Excerpted passage:
· · ·

Kessler said that federal regulations have been tough to implement because while Congress is open to such measures, understanding the role of sober homes in recovery has been a challenging concept for legislators to grasp.

“It’s really confusing because it’s not clinical,” Kessler said. “Usually when you’re talking about a healthcare model, you’re talking about clinical treatment. Because this is chronic, and even beyond chronic, it’s complex in terms of the skills people need to cope and recover, Congress still needs a lot of education. It’s not ‘treatment and you’re done.’ It’s not even ‘treatment, recovery housing, done.’ It goes beyond that.”

Nielson said there is value for sober home operators in organizations such as CCAPP and NARR creating voluntary certifications and credentials.

“It’s important that you have the stamp of approval that shows you’re different from the bad actors,” he said. “If there are incentives for people to get certified, then that helps them to comply. It’s about the health and safety of the individuals. We want to make sure homes are safe and conducive for recovery. The other thing we do in any certification for recovery residences is we make sure there is a good recovery environment as well as safety. Do they have support? We want homes to be good neighbors, and certification helps that.”

Technology considerations

Addiction treatment providers looking to gain a better understanding of their technology needs should start by developing a better understanding of their business and their market overall, said Matthew Dorman, CEO of Credible Behavioral Health Software.

“The key thing is for providers to define what they’re doing, first looking at the services they provide,” Dorman said. “So, if they were list out their programs alphabetically and how much they bill and how much they collect by program, they get a much more realistic view of what they do. Many think they are in children’s services, but in reality, they get more from adult services. Going through and doing those listings by services, then by employee and then client, you get a much better handle on what you do.”

· · ·

[Document layout detection data]

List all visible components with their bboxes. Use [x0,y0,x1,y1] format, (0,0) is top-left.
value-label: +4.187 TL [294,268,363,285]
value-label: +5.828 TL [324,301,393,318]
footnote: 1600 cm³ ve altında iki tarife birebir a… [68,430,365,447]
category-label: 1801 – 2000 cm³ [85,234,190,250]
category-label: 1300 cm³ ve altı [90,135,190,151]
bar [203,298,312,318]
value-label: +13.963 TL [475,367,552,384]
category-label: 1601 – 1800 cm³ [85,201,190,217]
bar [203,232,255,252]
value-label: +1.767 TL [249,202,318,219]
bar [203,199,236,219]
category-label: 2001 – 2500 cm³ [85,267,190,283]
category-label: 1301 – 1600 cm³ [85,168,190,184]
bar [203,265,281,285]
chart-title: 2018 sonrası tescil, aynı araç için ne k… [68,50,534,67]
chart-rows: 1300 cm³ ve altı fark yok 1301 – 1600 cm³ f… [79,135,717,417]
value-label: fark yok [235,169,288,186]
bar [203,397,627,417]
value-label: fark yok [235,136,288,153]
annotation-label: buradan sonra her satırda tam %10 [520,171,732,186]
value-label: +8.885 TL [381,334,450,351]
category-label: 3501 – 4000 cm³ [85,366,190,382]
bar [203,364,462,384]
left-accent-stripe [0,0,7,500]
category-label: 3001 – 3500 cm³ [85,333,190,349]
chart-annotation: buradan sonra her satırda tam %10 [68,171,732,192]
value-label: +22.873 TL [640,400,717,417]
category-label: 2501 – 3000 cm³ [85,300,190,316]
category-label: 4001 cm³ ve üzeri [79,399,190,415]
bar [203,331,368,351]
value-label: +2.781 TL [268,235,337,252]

· · ·

To do:
- 1) Answer these questions using the passage on sober homes:
(a) Who is the CEO of Credible Behavioral Health Software?
(b) Which two organizations does Nielson name as creating voluntary certifications and credentials?
(c) According to Kessler, what does Congress still need a lot of?
- 2) Reproduce the section of the passage on sober homes that begins with the words containing "Technology considerations" and ends with "Behavioral Health Software.".
- 3) Write what comes next in the passage on sober homes, picking up after its last sentence.
The rows have no connection to the passage on sober homes.

Results:
- 1)
(a) Matthew Dorman
(b) CCAPP and NARR
(c) Education

- 2)
Technology considerations

Addiction treatment providers looking to gain a better understanding of their technology needs should start by developing a better understanding of their business and their market overall, said Matthew Dorman, CEO of Credible Behavioral Health Software.

- 3)
Dorman also recommended that attendees should consider geography to ensure their offices and staff are aligned with where clients are located.

Technology should be a tool that empowers not staff, and not be viewed as another hurdle to providing quality care, Dorman said.

Providers should identify three to four key business drivers and consider how frequently they review those metrics. Also: Understand the difference between metrics that need to be updated in real time versus those that can be refreshed daily or weekly.

When it comes time to choose a technology partner, Dorman shared several considerations that providers should review, including the vendors’ contract churn, number of implementations and terminations within the past three years, and the average length of a software implementation.

Avoiding the audit

With the growth in coverage from both private and government payers has come an increase in scrutiny and potential for providers to face audits. Bragg Hemme and Nathaniel “Tani” Weiner, both shareholders and vice chairs of Polsinelli Behavioral Health Law Group, shared with attendees the ounce of prevention they can implement to avoid needing a pound of cure down the road.

Frequent targets for audits include: medical necessity, lab frequency, physician certifications, physician orders, therapy hours and differentiating levels of care. Lab testing can raise other potential red flags among payers, such as ownership of the lab—a provider owning a lab, for example, could raise suspicion of overtesting to pad the organization’s bottom line.

Pleading organizational ignorance after wrongdoing has been discovered is not an option. As such, Hemme and Weiner recommended that providers follow industry audit trends and conduct their own internal audits periodically, with even a review of 20 to 30 cases being enough to identify potential gaps and missteps. Lastly, understand that payer requirements can vary widely, making across-the-board compliance difficult, so be sure to review contract language, provider manuals, written policies, billing guidance and communications with the organization’s plan representative.